Exercise material —

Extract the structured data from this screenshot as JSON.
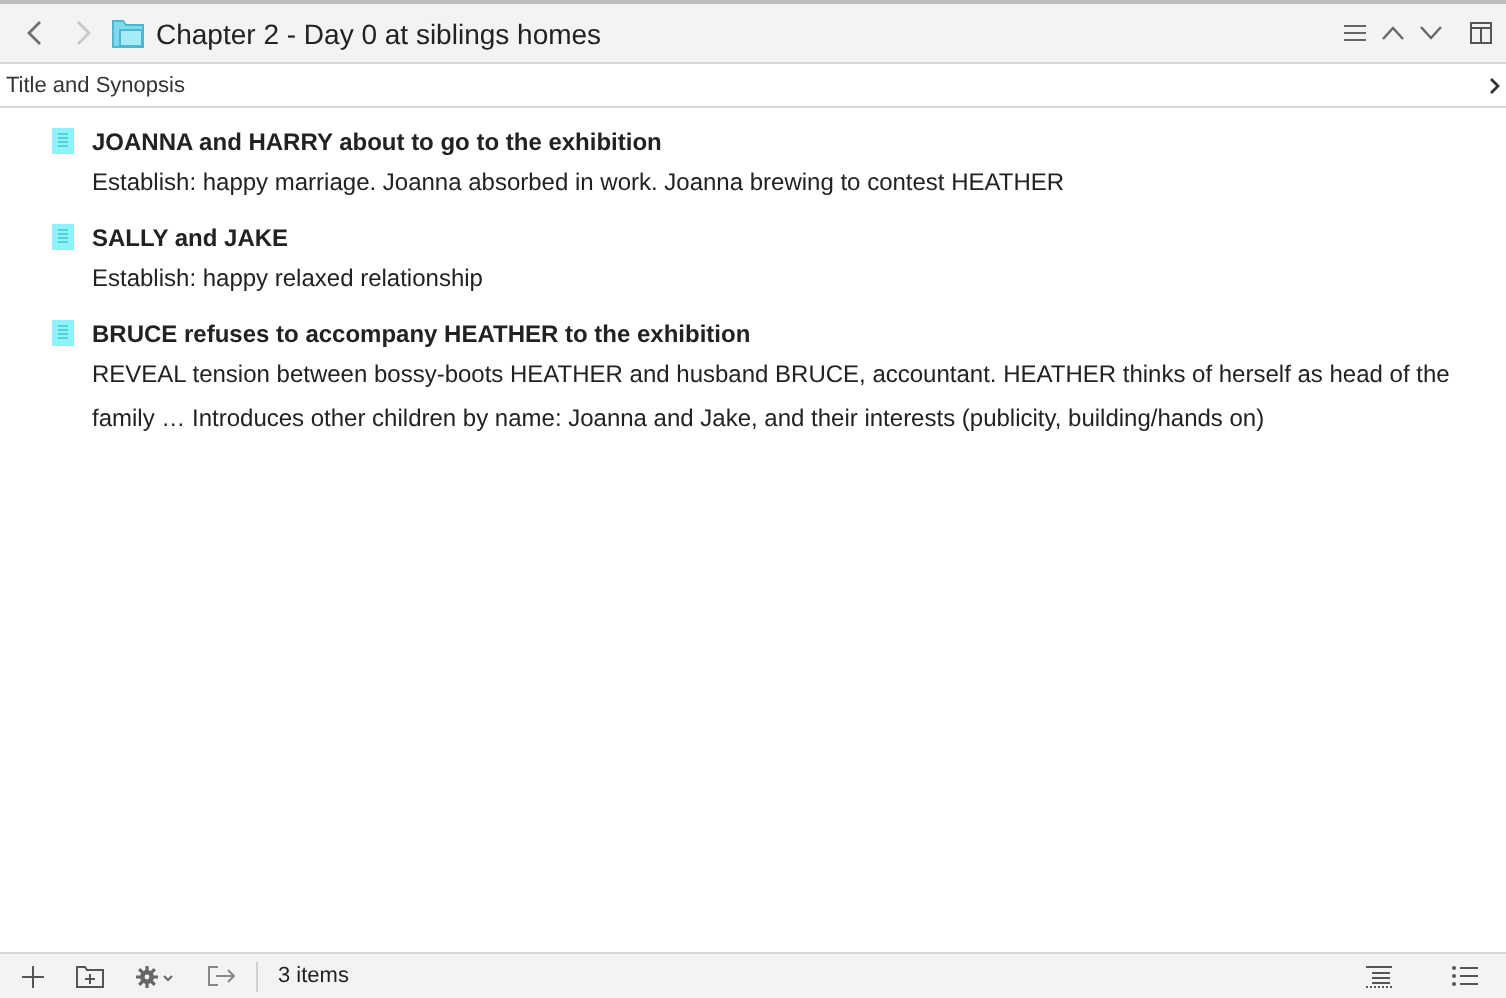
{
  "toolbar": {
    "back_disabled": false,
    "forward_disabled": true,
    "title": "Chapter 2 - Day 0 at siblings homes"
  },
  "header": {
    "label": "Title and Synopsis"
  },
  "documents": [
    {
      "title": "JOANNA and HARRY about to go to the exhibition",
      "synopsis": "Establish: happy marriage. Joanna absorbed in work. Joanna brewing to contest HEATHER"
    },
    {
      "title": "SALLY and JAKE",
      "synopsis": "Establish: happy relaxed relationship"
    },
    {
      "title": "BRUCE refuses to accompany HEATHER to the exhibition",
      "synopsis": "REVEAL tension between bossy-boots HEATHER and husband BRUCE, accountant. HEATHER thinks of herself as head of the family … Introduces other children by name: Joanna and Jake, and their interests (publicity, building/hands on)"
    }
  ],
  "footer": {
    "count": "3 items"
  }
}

Exercise — Return each line that includes "BRUCE".

Worked answer —
      "title": "BRUCE refuses to accompany HEATHER to the exhibition",
      "synopsis": "REVEAL tension between bossy-boots HEATHER and husband BRUCE, accountant. HEATHER thinks of herself as head of the family … Introduces other children by name: Joanna and Jake, and their interests (publicity, building/hands on)"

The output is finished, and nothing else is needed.